* The problem *
Copy the material below word for word, from its first line through the line with "x-tick-label: 1987 bbox=[350, 431, 364, 458]", including both.

* Data *
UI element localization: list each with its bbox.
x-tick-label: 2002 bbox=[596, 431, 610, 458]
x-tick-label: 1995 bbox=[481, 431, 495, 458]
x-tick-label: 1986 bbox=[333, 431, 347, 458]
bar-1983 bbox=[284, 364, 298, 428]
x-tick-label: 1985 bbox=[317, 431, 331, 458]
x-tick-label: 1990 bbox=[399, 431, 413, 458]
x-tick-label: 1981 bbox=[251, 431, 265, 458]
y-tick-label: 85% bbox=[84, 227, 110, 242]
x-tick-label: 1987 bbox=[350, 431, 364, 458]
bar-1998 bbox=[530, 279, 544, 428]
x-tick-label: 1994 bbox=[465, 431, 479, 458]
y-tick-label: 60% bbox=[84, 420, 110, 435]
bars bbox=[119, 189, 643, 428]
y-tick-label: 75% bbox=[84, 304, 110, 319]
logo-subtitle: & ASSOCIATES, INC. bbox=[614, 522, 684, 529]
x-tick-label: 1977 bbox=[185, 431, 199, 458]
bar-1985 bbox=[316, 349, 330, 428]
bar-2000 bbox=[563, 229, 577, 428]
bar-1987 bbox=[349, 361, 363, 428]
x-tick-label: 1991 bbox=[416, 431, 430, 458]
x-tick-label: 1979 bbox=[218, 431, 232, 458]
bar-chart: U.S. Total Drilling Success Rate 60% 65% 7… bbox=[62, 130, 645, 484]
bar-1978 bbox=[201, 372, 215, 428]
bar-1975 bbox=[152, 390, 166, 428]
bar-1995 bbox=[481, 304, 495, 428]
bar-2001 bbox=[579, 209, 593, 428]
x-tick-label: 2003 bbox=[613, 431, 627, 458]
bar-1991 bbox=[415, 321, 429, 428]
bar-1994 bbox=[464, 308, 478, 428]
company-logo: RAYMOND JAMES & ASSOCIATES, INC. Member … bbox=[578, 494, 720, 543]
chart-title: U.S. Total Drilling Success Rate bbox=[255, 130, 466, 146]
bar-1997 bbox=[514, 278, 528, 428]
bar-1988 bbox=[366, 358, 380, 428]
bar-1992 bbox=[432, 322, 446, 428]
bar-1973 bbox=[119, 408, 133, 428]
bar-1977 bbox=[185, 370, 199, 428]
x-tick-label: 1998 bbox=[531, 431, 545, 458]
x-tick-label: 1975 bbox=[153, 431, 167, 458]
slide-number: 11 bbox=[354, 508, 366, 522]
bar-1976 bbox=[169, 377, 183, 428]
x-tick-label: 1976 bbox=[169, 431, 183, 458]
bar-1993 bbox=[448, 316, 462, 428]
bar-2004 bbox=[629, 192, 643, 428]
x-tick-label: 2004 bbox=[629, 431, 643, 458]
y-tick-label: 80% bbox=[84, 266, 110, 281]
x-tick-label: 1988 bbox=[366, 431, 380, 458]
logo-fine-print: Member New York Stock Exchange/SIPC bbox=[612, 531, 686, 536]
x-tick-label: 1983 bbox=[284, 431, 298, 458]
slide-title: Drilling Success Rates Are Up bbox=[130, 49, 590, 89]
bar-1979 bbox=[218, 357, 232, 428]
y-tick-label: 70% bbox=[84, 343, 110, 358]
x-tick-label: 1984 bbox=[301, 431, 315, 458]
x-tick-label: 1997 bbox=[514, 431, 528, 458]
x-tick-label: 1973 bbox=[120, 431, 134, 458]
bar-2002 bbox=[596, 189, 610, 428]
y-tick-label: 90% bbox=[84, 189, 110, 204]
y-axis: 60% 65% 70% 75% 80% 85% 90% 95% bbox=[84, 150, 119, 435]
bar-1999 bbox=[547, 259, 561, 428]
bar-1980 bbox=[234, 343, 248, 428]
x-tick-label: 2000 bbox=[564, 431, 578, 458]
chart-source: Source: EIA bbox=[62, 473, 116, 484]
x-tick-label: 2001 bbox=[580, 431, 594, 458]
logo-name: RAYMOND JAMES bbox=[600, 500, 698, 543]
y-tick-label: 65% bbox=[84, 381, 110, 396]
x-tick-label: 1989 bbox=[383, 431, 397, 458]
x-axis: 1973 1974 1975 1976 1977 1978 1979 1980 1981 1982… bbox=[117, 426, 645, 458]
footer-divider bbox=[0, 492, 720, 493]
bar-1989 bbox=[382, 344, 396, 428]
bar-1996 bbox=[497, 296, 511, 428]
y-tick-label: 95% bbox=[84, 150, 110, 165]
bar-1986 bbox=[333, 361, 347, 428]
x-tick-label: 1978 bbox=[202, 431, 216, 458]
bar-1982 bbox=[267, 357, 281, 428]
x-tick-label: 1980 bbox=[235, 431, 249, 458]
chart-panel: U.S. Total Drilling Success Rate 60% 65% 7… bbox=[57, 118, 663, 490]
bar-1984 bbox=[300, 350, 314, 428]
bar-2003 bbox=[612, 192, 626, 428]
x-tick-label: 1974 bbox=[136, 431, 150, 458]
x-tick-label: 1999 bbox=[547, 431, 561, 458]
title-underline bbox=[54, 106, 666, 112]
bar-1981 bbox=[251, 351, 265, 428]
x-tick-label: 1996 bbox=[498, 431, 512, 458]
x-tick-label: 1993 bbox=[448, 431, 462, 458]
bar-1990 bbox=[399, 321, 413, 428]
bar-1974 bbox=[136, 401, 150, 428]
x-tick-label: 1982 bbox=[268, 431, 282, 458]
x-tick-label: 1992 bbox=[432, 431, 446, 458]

* The result *
UI element localization: list each with its bbox.
x-tick-label: 2002 bbox=[596, 431, 610, 458]
x-tick-label: 1995 bbox=[481, 431, 495, 458]
x-tick-label: 1986 bbox=[333, 431, 347, 458]
bar-1983 bbox=[284, 364, 298, 428]
x-tick-label: 1985 bbox=[317, 431, 331, 458]
x-tick-label: 1990 bbox=[399, 431, 413, 458]
x-tick-label: 1981 bbox=[251, 431, 265, 458]
y-tick-label: 85% bbox=[84, 227, 110, 242]
x-tick-label: 1987 bbox=[350, 431, 364, 458]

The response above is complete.